◆ REQUIRED TASK:
Copy all lines in which the word "color" can be found.

Items from a figure collection
--- --- ---
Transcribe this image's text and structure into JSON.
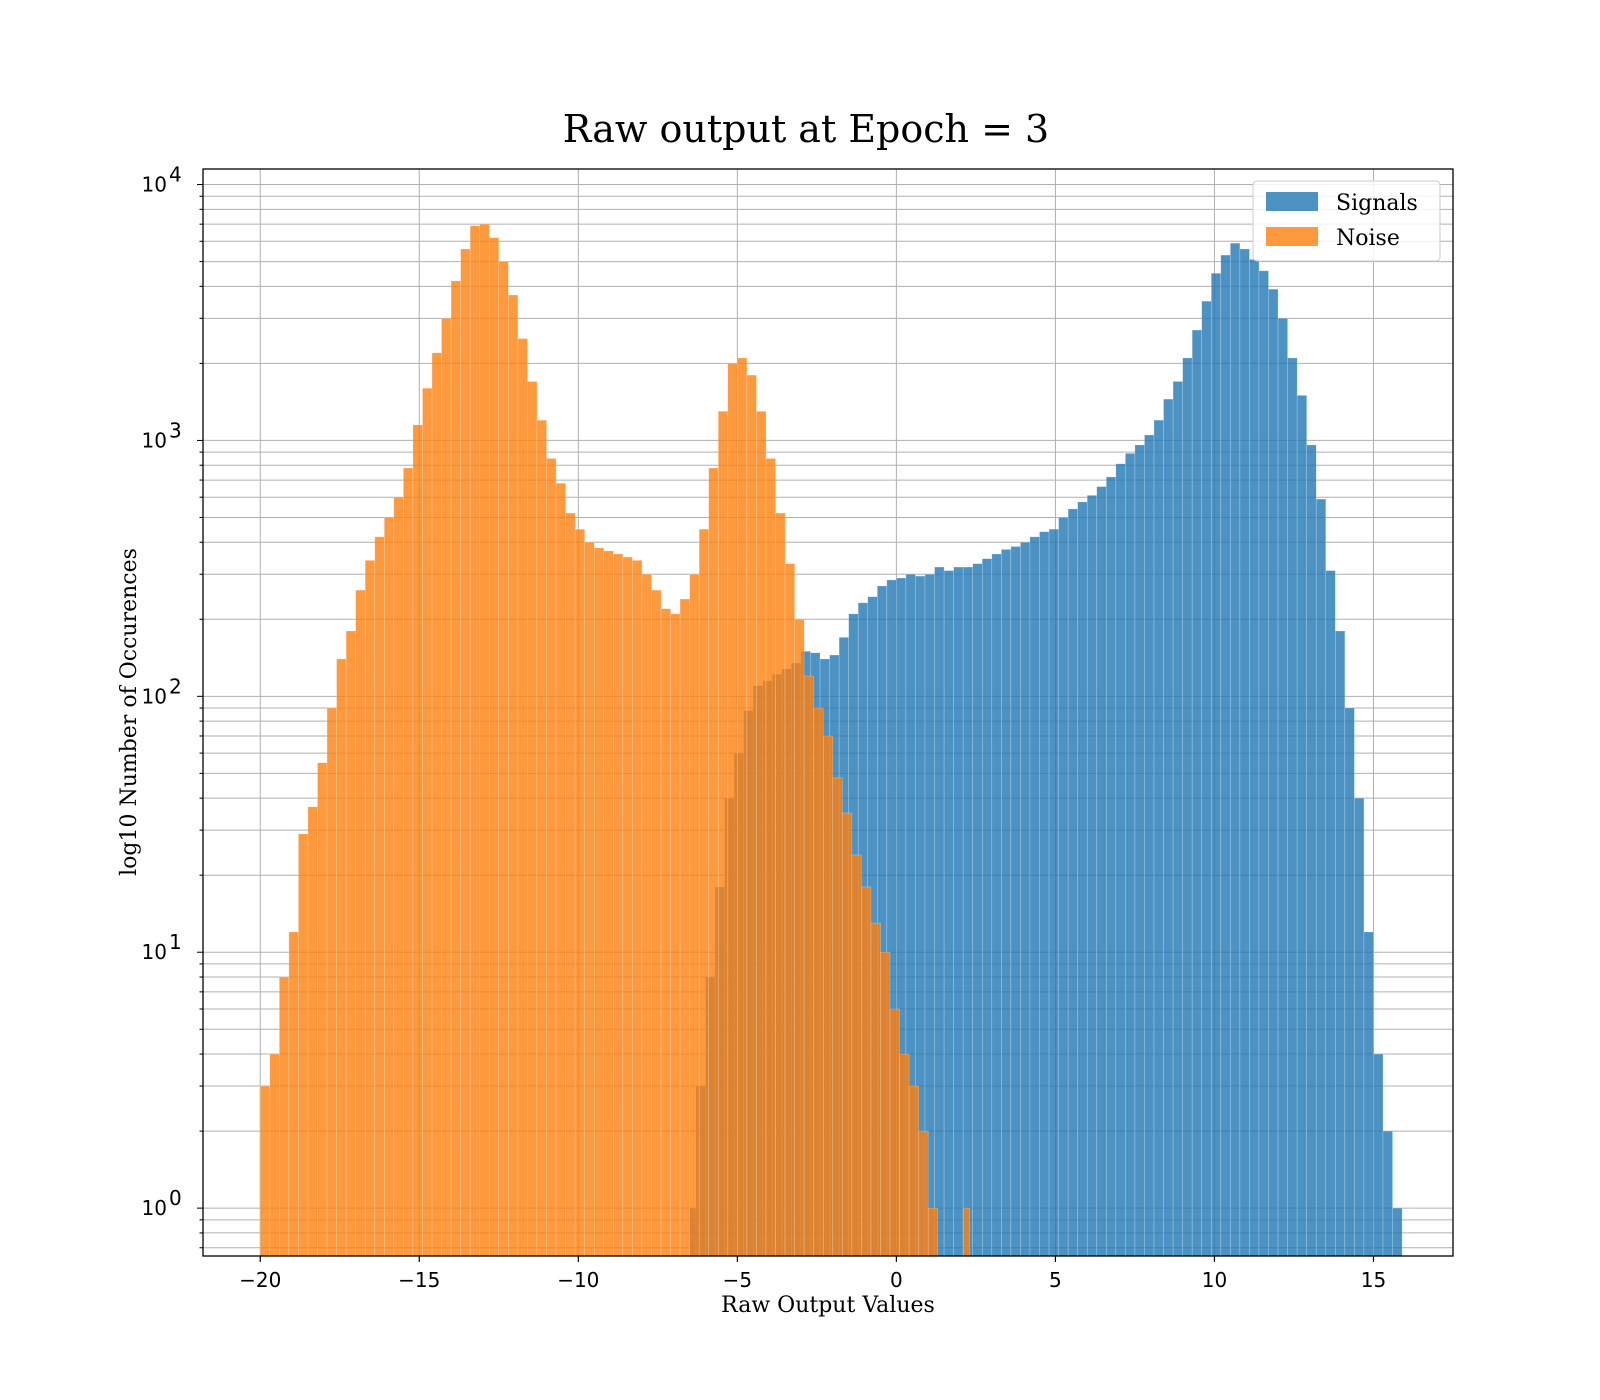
{
  "chart_data": {
    "type": "bar",
    "subtype": "histogram",
    "title": "Raw output at Epoch = 3",
    "xlabel": "Raw Output Values",
    "ylabel": "log10 Number of Occurences",
    "xlim": [
      -21.8,
      17.5
    ],
    "ylim": [
      0.65,
      11500
    ],
    "yscale": "log",
    "x_ticks": [
      {
        "value": -20,
        "label": "−20"
      },
      {
        "value": -15,
        "label": "−15"
      },
      {
        "value": -10,
        "label": "−10"
      },
      {
        "value": -5,
        "label": "−5"
      },
      {
        "value": 0,
        "label": "0"
      },
      {
        "value": 5,
        "label": "5"
      },
      {
        "value": 10,
        "label": "10"
      },
      {
        "value": 15,
        "label": "15"
      }
    ],
    "y_ticks": [
      {
        "value": 1,
        "base": "10",
        "exp": "0"
      },
      {
        "value": 10,
        "base": "10",
        "exp": "1"
      },
      {
        "value": 100,
        "base": "10",
        "exp": "2"
      },
      {
        "value": 1000,
        "base": "10",
        "exp": "3"
      },
      {
        "value": 10000,
        "base": "10",
        "exp": "4"
      }
    ],
    "grid": true,
    "legend_position": "top-right",
    "series": [
      {
        "name": "Signals",
        "color": "#1f77b4",
        "alpha": 0.8,
        "bins": [
          [
            -6.5,
            -6.3,
            1
          ],
          [
            -6.3,
            -6.0,
            3
          ],
          [
            -6.0,
            -5.7,
            8
          ],
          [
            -5.7,
            -5.4,
            18
          ],
          [
            -5.4,
            -5.1,
            40
          ],
          [
            -5.1,
            -4.8,
            60
          ],
          [
            -4.8,
            -4.5,
            88
          ],
          [
            -4.5,
            -4.2,
            110
          ],
          [
            -4.2,
            -3.9,
            115
          ],
          [
            -3.9,
            -3.6,
            122
          ],
          [
            -3.6,
            -3.3,
            128
          ],
          [
            -3.3,
            -3.0,
            135
          ],
          [
            -3.0,
            -2.7,
            150
          ],
          [
            -2.7,
            -2.4,
            148
          ],
          [
            -2.4,
            -2.1,
            140
          ],
          [
            -2.1,
            -1.8,
            145
          ],
          [
            -1.8,
            -1.5,
            170
          ],
          [
            -1.5,
            -1.2,
            210
          ],
          [
            -1.2,
            -0.9,
            232
          ],
          [
            -0.9,
            -0.6,
            245
          ],
          [
            -0.6,
            -0.3,
            270
          ],
          [
            -0.3,
            0.0,
            285
          ],
          [
            0.0,
            0.3,
            290
          ],
          [
            0.3,
            0.6,
            300
          ],
          [
            0.6,
            0.9,
            295
          ],
          [
            0.9,
            1.2,
            300
          ],
          [
            1.2,
            1.5,
            320
          ],
          [
            1.5,
            1.8,
            310
          ],
          [
            1.8,
            2.1,
            320
          ],
          [
            2.1,
            2.4,
            320
          ],
          [
            2.4,
            2.7,
            330
          ],
          [
            2.7,
            3.0,
            345
          ],
          [
            3.0,
            3.3,
            360
          ],
          [
            3.3,
            3.6,
            375
          ],
          [
            3.6,
            3.9,
            385
          ],
          [
            3.9,
            4.2,
            400
          ],
          [
            4.2,
            4.5,
            420
          ],
          [
            4.5,
            4.8,
            440
          ],
          [
            4.8,
            5.1,
            450
          ],
          [
            5.1,
            5.4,
            500
          ],
          [
            5.4,
            5.7,
            540
          ],
          [
            5.7,
            6.0,
            575
          ],
          [
            6.0,
            6.3,
            610
          ],
          [
            6.3,
            6.6,
            660
          ],
          [
            6.6,
            6.9,
            720
          ],
          [
            6.9,
            7.2,
            810
          ],
          [
            7.2,
            7.5,
            890
          ],
          [
            7.5,
            7.8,
            960
          ],
          [
            7.8,
            8.1,
            1050
          ],
          [
            8.1,
            8.4,
            1200
          ],
          [
            8.4,
            8.7,
            1450
          ],
          [
            8.7,
            9.0,
            1700
          ],
          [
            9.0,
            9.3,
            2100
          ],
          [
            9.3,
            9.6,
            2700
          ],
          [
            9.6,
            9.9,
            3500
          ],
          [
            9.9,
            10.2,
            4500
          ],
          [
            10.2,
            10.5,
            5300
          ],
          [
            10.5,
            10.8,
            5900
          ],
          [
            10.8,
            11.1,
            5600
          ],
          [
            11.1,
            11.4,
            5100
          ],
          [
            11.4,
            11.7,
            4600
          ],
          [
            11.7,
            12.0,
            3900
          ],
          [
            12.0,
            12.3,
            3000
          ],
          [
            12.3,
            12.6,
            2100
          ],
          [
            12.6,
            12.9,
            1500
          ],
          [
            12.9,
            13.2,
            960
          ],
          [
            13.2,
            13.5,
            590
          ],
          [
            13.5,
            13.8,
            310
          ],
          [
            13.8,
            14.1,
            180
          ],
          [
            14.1,
            14.4,
            90
          ],
          [
            14.4,
            14.7,
            40
          ],
          [
            14.7,
            15.0,
            12
          ],
          [
            15.0,
            15.3,
            4
          ],
          [
            15.3,
            15.6,
            2
          ],
          [
            15.6,
            15.9,
            1
          ]
        ]
      },
      {
        "name": "Noise",
        "color": "#ff7f0e",
        "alpha": 0.8,
        "bins": [
          [
            -20.0,
            -19.7,
            3
          ],
          [
            -19.7,
            -19.4,
            4
          ],
          [
            -19.4,
            -19.1,
            8
          ],
          [
            -19.1,
            -18.8,
            12
          ],
          [
            -18.8,
            -18.5,
            29
          ],
          [
            -18.5,
            -18.2,
            37
          ],
          [
            -18.2,
            -17.9,
            55
          ],
          [
            -17.9,
            -17.6,
            90
          ],
          [
            -17.6,
            -17.3,
            140
          ],
          [
            -17.3,
            -17.0,
            180
          ],
          [
            -17.0,
            -16.7,
            260
          ],
          [
            -16.7,
            -16.4,
            340
          ],
          [
            -16.4,
            -16.1,
            420
          ],
          [
            -16.1,
            -15.8,
            500
          ],
          [
            -15.8,
            -15.5,
            600
          ],
          [
            -15.5,
            -15.2,
            780
          ],
          [
            -15.2,
            -14.9,
            1150
          ],
          [
            -14.9,
            -14.6,
            1600
          ],
          [
            -14.6,
            -14.3,
            2200
          ],
          [
            -14.3,
            -14.0,
            3000
          ],
          [
            -14.0,
            -13.7,
            4200
          ],
          [
            -13.7,
            -13.4,
            5600
          ],
          [
            -13.4,
            -13.1,
            6900
          ],
          [
            -13.1,
            -12.8,
            7000
          ],
          [
            -12.8,
            -12.5,
            6200
          ],
          [
            -12.5,
            -12.2,
            5000
          ],
          [
            -12.2,
            -11.9,
            3700
          ],
          [
            -11.9,
            -11.6,
            2500
          ],
          [
            -11.6,
            -11.3,
            1700
          ],
          [
            -11.3,
            -11.0,
            1200
          ],
          [
            -11.0,
            -10.7,
            850
          ],
          [
            -10.7,
            -10.4,
            680
          ],
          [
            -10.4,
            -10.1,
            520
          ],
          [
            -10.1,
            -9.8,
            450
          ],
          [
            -9.8,
            -9.5,
            400
          ],
          [
            -9.5,
            -9.2,
            380
          ],
          [
            -9.2,
            -8.9,
            370
          ],
          [
            -8.9,
            -8.6,
            360
          ],
          [
            -8.6,
            -8.3,
            350
          ],
          [
            -8.3,
            -8.0,
            340
          ],
          [
            -8.0,
            -7.7,
            300
          ],
          [
            -7.7,
            -7.4,
            260
          ],
          [
            -7.4,
            -7.1,
            220
          ],
          [
            -7.1,
            -6.8,
            210
          ],
          [
            -6.8,
            -6.5,
            240
          ],
          [
            -6.5,
            -6.2,
            300
          ],
          [
            -6.2,
            -5.9,
            450
          ],
          [
            -5.9,
            -5.6,
            780
          ],
          [
            -5.6,
            -5.3,
            1300
          ],
          [
            -5.3,
            -5.0,
            2000
          ],
          [
            -5.0,
            -4.7,
            2100
          ],
          [
            -4.7,
            -4.4,
            1800
          ],
          [
            -4.4,
            -4.1,
            1300
          ],
          [
            -4.1,
            -3.8,
            850
          ],
          [
            -3.8,
            -3.5,
            520
          ],
          [
            -3.5,
            -3.2,
            330
          ],
          [
            -3.2,
            -2.9,
            200
          ],
          [
            -2.9,
            -2.6,
            120
          ],
          [
            -2.6,
            -2.3,
            90
          ],
          [
            -2.3,
            -2.0,
            70
          ],
          [
            -2.0,
            -1.7,
            48
          ],
          [
            -1.7,
            -1.4,
            35
          ],
          [
            -1.4,
            -1.1,
            24
          ],
          [
            -1.1,
            -0.8,
            18
          ],
          [
            -0.8,
            -0.5,
            13
          ],
          [
            -0.5,
            -0.2,
            10
          ],
          [
            -0.2,
            0.1,
            6
          ],
          [
            0.1,
            0.4,
            4
          ],
          [
            0.4,
            0.7,
            3
          ],
          [
            0.7,
            1.0,
            2
          ],
          [
            1.0,
            1.3,
            1
          ],
          [
            2.1,
            2.3,
            1
          ]
        ]
      }
    ]
  },
  "legend": {
    "items": [
      {
        "label": "Signals",
        "color": "#1f77b4"
      },
      {
        "label": "Noise",
        "color": "#ff7f0e"
      }
    ]
  }
}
--- --- ---
◆ SOLUTION TO THE EXERCISE:
        "color": "#1f77b4",
        "color": "#ff7f0e",
        "color": "#1f77b4"
        "color": "#ff7f0e"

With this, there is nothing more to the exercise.